__TO BE DONE__
Take each line that has the word "title" and return it.

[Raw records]
***

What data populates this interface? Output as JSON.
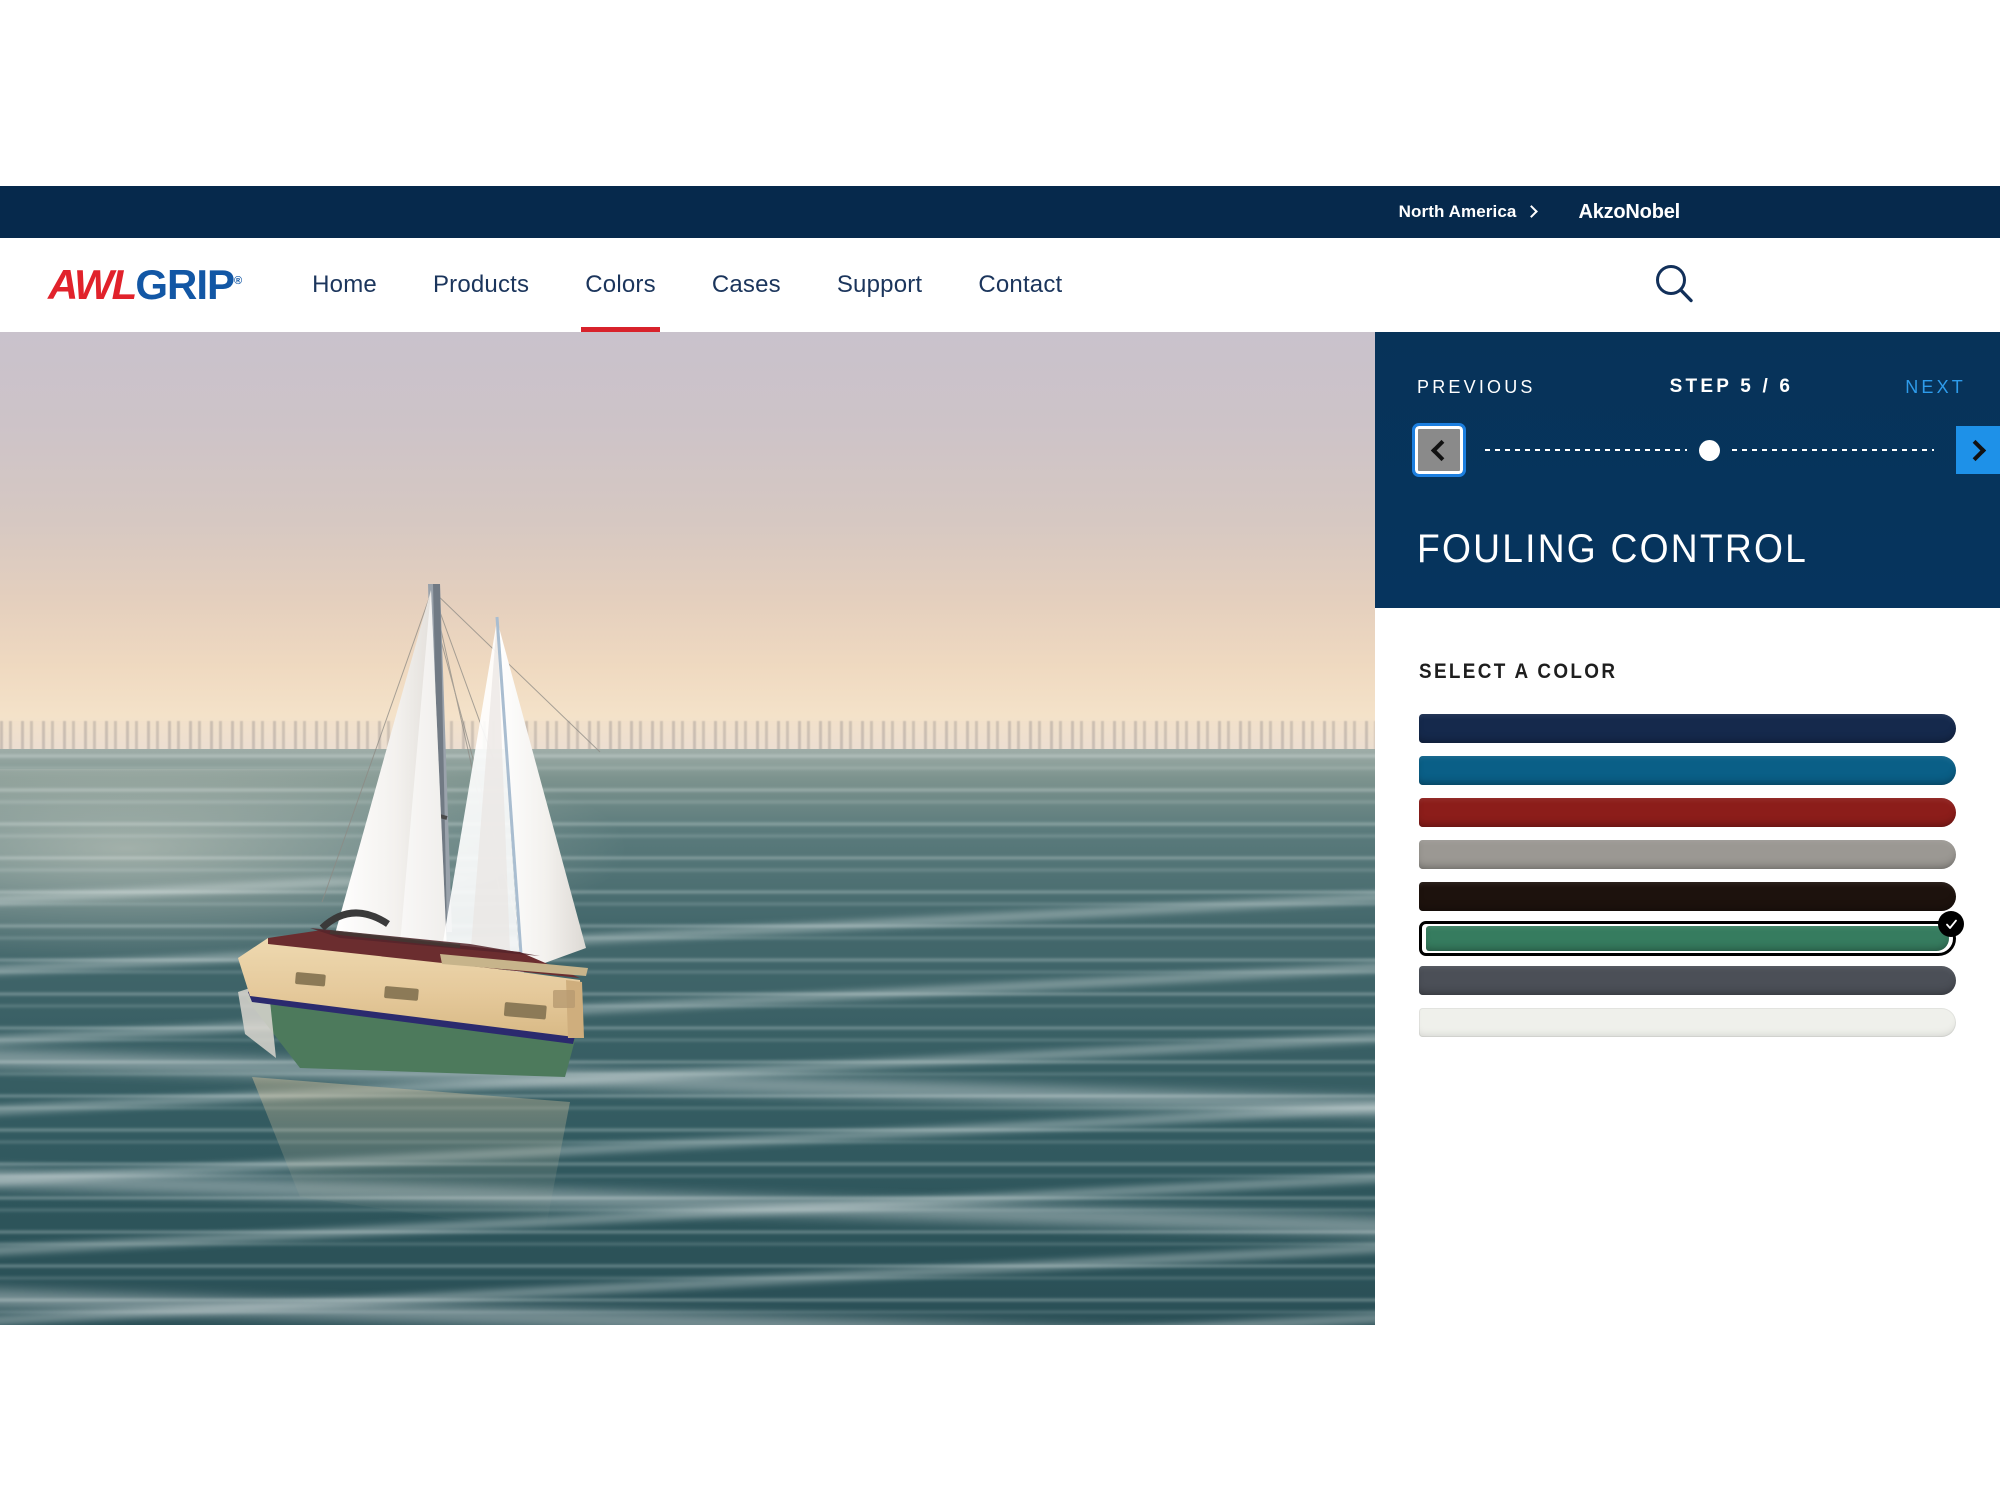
{
  "topbar": {
    "region_label": "North America",
    "region_chevron_icon": "chevron-right-icon",
    "brand": "AkzoNobel"
  },
  "header": {
    "logo_part1": "AWL",
    "logo_part2": "GRIP",
    "logo_registered": "®",
    "search_icon": "search-icon",
    "nav": [
      {
        "label": "Home",
        "active": false
      },
      {
        "label": "Products",
        "active": false
      },
      {
        "label": "Colors",
        "active": true
      },
      {
        "label": "Cases",
        "active": false
      },
      {
        "label": "Support",
        "active": false
      },
      {
        "label": "Contact",
        "active": false
      }
    ]
  },
  "visualizer": {
    "scene": "sailboat-at-sunset-on-water",
    "hull_color": "#e3c79a",
    "boot_stripe_color": "#2b2a6e",
    "antifoul_color": "#4d7a5c",
    "deck_color": "#6b2d2f",
    "sail_color": "#f4f2ef"
  },
  "panel": {
    "previous_label": "PREVIOUS",
    "step_label": "STEP 5 / 6",
    "next_label": "NEXT",
    "step_current": 5,
    "step_total": 6,
    "prev_icon": "chevron-left-icon",
    "next_icon": "chevron-right-icon",
    "title": "FOULING CONTROL",
    "select_label": "SELECT A COLOR",
    "accent_blue": "#1e91e8",
    "header_bg": "#06345e",
    "swatches": [
      {
        "name": "navy",
        "hex": "#15294c",
        "selected": false
      },
      {
        "name": "teal-blue",
        "hex": "#0a5f87",
        "selected": false
      },
      {
        "name": "dark-red",
        "hex": "#8c1d1a",
        "selected": false
      },
      {
        "name": "warm-gray",
        "hex": "#9b9893",
        "selected": false
      },
      {
        "name": "black-brown",
        "hex": "#1d120d",
        "selected": false
      },
      {
        "name": "green",
        "hex": "#367c5f",
        "selected": true
      },
      {
        "name": "slate-gray",
        "hex": "#4b4f57",
        "selected": false
      },
      {
        "name": "off-white",
        "hex": "#eff0eb",
        "selected": false
      }
    ],
    "selected_badge_icon": "check-icon"
  }
}
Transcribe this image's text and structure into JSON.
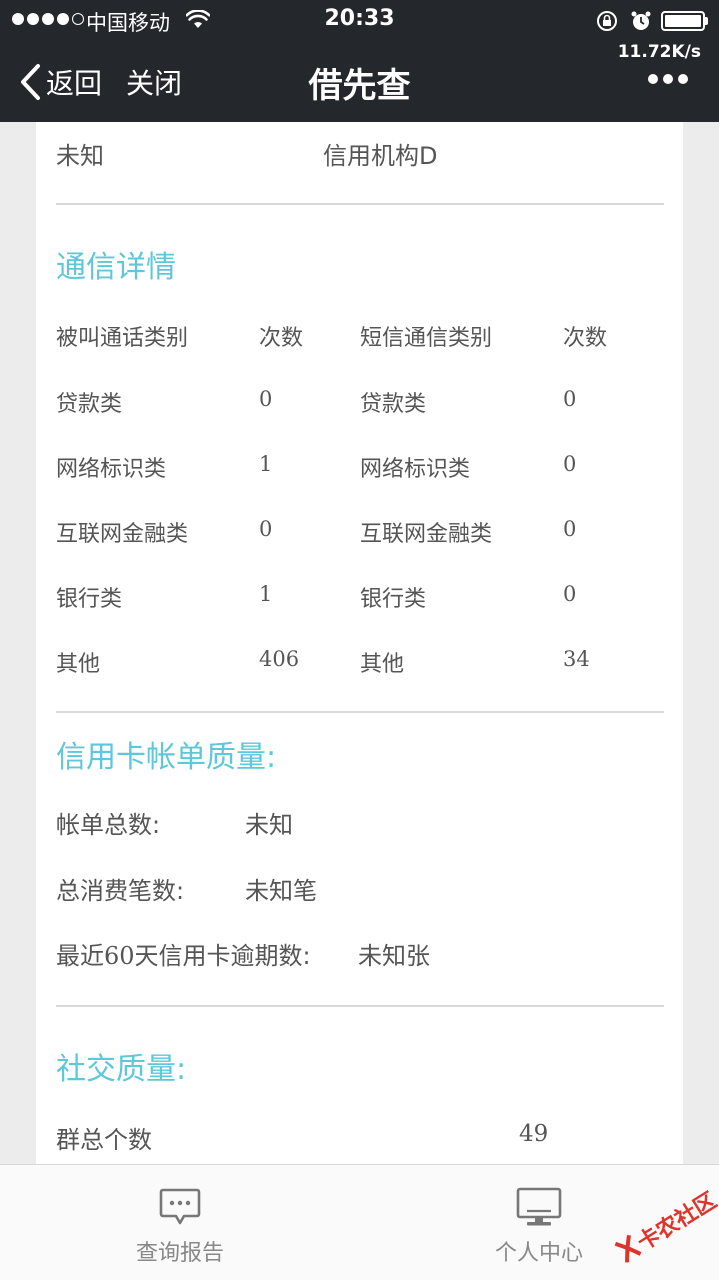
{
  "status_bar": {
    "carrier": "中国移动",
    "time": "20:33",
    "net_speed": "11.72K/s"
  },
  "nav": {
    "back_label": "返回",
    "close_label": "关闭",
    "title": "借先查"
  },
  "top_row": {
    "left": "未知",
    "right": "信用机构D"
  },
  "comm": {
    "title": "通信详情",
    "headers": [
      "被叫通话类别",
      "次数",
      "短信通信类别",
      "次数"
    ],
    "rows": [
      [
        "贷款类",
        "0",
        "贷款类",
        "0"
      ],
      [
        "网络标识类",
        "1",
        "网络标识类",
        "0"
      ],
      [
        "互联网金融类",
        "0",
        "互联网金融类",
        "0"
      ],
      [
        "银行类",
        "1",
        "银行类",
        "0"
      ],
      [
        "其他",
        "406",
        "其他",
        "34"
      ]
    ]
  },
  "credit": {
    "title": "信用卡帐单质量:",
    "rows": [
      {
        "label": "帐单总数:",
        "value": "未知"
      },
      {
        "label": "总消费笔数:",
        "value": "未知笔"
      },
      {
        "label_prefix": "最近",
        "label_num": "60",
        "label_suffix": "天信用卡逾期数:",
        "value": "未知张"
      }
    ]
  },
  "social": {
    "title": "社交质量:",
    "rows": [
      {
        "label": "群总个数",
        "value": "49"
      }
    ]
  },
  "tabbar": {
    "tabs": [
      {
        "label": "查询报告",
        "icon": "chat-bubble-icon"
      },
      {
        "label": "个人中心",
        "icon": "monitor-icon"
      }
    ]
  },
  "watermark": {
    "text": "卡农社区"
  }
}
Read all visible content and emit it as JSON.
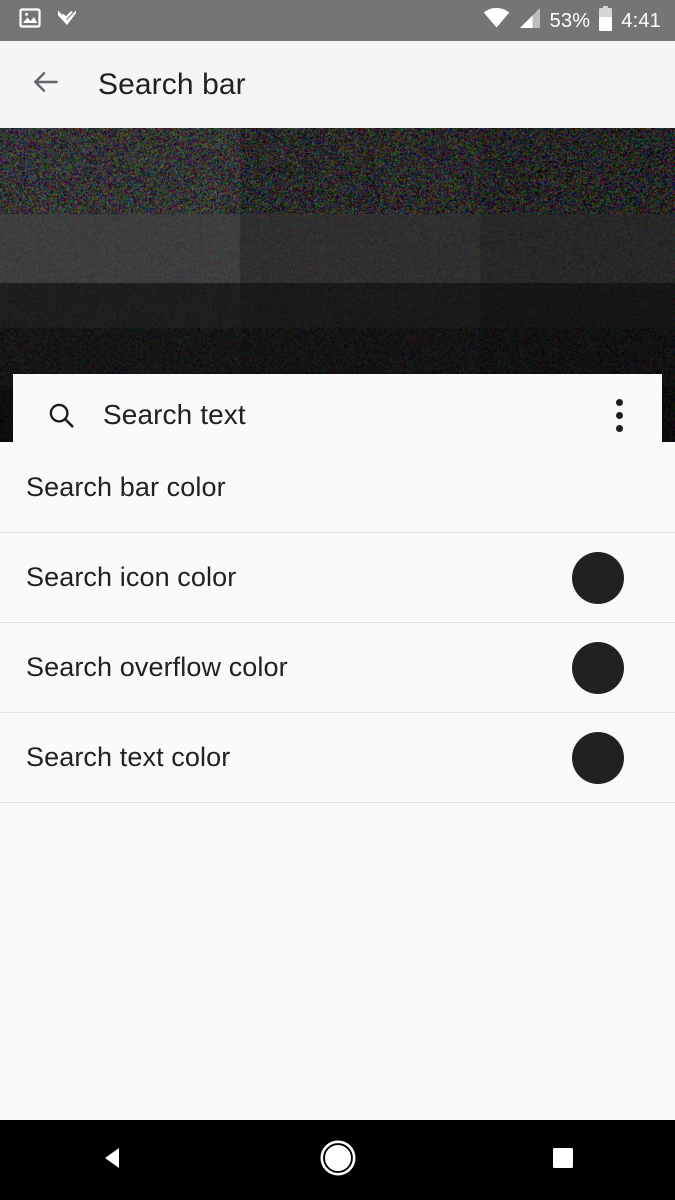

***

__FULL SOLUTION__
    "title": "FOULING CONTROL",
    "title": "借先查"
    "title": "通信详情",
    "title": "信用卡帐单质量:",
    "title": "社交质量:",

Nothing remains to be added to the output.